Data entries

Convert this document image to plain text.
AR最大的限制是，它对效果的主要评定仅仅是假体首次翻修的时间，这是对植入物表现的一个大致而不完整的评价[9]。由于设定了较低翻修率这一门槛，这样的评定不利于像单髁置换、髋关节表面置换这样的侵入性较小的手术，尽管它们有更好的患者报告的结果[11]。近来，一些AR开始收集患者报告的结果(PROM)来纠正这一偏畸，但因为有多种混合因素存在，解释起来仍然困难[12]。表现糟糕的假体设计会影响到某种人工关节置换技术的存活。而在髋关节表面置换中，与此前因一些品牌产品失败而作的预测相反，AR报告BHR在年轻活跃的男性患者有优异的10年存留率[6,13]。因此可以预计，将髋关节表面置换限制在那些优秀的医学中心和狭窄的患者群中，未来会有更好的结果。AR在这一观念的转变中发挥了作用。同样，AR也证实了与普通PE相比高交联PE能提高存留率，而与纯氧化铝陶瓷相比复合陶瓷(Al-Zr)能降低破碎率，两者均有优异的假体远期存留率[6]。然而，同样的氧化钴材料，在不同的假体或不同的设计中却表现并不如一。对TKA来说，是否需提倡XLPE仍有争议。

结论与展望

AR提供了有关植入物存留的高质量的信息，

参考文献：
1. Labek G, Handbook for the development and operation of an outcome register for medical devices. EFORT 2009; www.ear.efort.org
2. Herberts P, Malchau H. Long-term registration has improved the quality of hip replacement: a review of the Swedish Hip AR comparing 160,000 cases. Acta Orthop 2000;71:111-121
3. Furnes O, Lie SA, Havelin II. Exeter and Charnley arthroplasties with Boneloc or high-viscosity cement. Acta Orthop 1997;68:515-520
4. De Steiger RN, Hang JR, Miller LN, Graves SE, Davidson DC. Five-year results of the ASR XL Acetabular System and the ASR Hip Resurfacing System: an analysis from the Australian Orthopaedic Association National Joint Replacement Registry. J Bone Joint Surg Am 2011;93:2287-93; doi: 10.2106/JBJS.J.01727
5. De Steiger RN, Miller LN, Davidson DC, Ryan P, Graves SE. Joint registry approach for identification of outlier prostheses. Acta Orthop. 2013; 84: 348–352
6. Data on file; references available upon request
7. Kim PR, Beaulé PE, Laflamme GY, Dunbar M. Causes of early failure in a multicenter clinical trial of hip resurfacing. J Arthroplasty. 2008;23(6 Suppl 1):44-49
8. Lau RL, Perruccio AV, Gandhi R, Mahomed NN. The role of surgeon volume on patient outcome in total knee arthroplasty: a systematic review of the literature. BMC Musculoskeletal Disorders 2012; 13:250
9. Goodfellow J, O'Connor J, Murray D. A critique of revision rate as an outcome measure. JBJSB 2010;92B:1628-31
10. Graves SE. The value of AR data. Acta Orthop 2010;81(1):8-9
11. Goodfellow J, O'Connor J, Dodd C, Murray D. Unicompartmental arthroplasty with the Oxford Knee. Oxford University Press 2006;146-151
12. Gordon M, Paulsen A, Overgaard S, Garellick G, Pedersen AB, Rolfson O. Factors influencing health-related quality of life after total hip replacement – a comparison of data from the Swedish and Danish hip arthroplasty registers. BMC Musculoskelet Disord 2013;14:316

→ STATED GOAL: Exactly reproduce every line of the data above.

→ CORRECT RESULT:
Convert this document image to plain text.
AR最大的限制是，它对效果的主要评定仅仅是假体首次翻修的时间，这是对植入物表现的一个大致而不完整的评价[9]。由于设定了较低翻修率这一门槛，这样的评定不利于像单髁置换、髋关节表面置换这样的侵入性较小的手术，尽管它们有更好的患者报告的结果[11]。近来，一些AR开始收集患者报告的结果(PROM)来纠正这一偏畸，但因为有多种混合因素存在，解释起来仍然困难[12]。表现糟糕的假体设计会影响到某种人工关节置换技术的存活。而在髋关节表面置换中，与此前因一些品牌产品失败而作的预测相反，AR报告BHR在年轻活跃的男性患者有优异的10年存留率[6,13]。因此可以预计，将髋关节表面置换限制在那些优秀的医学中心和狭窄的患者群中，未来会有更好的结果。AR在这一观念的转变中发挥了作用。同样，AR也证实了与普通PE相比高交联PE能提高存留率，而与纯氧化铝陶瓷相比复合陶瓷(Al-Zr)能降低破碎率，两者均有优异的假体远期存留率[6]。然而，同样的氧化钴材料，在不同的假体或不同的设计中却表现并不如一。对TKA来说，是否需提倡XLPE仍有争议。

结论与展望

AR提供了有关植入物存留的高质量的信息，

参考文献：
1. Labek G, Handbook for the development and operation of an outcome register for medical devices. EFORT 2009; www.ear.efort.org
2. Herberts P, Malchau H. Long-term registration has improved the quality of hip replacement: a review of the Swedish Hip AR comparing 160,000 cases. Acta Orthop 2000;71:111-121
3. Furnes O, Lie SA, Havelin II. Exeter and Charnley arthroplasties with Boneloc or high-viscosity cement. Acta Orthop 1997;68:515-520
4. De Steiger RN, Hang JR, Miller LN, Graves SE, Davidson DC. Five-year results of the ASR XL Acetabular System and the ASR Hip Resurfacing System: an analysis from the Australian Orthopaedic Association National Joint Replacement Registry. J Bone Joint Surg Am 2011;93:2287-93; doi: 10.2106/JBJS.J.01727
5. De Steiger RN, Miller LN, Davidson DC, Ryan P, Graves SE. Joint registry approach for identification of outlier prostheses. Acta Orthop. 2013; 84: 348–352
6. Data on file; references available upon request
7. Kim PR, Beaulé PE, Laflamme GY, Dunbar M. Causes of early failure in a multicenter clinical trial of hip resurfacing. J Arthroplasty. 2008;23(6 Suppl 1):44-49
8. Lau RL, Perruccio AV, Gandhi R, Mahomed NN. The role of surgeon volume on patient outcome in total knee arthroplasty: a systematic review of the literature. BMC Musculoskeletal Disorders 2012; 13:250
9. Goodfellow J, O'Connor J, Murray D. A critique of revision rate as an outcome measure. JBJSB 2010;92B:1628-31
10. Graves SE. The value of AR data. Acta Orthop 2010;81(1):8-9
11. Goodfellow J, O'Connor J, Dodd C, Murray D. Unicompartmental arthroplasty with the Oxford Knee. Oxford University Press 2006;146-151
12. Gordon M, Paulsen A, Overgaard S, Garellick G, Pedersen AB, Rolfson O. Factors influencing health-related quality of life after total hip replacement – a comparison of data from the Swedish and Danish hip arthroplasty registers. BMC Musculoskelet Disord 2013;14:316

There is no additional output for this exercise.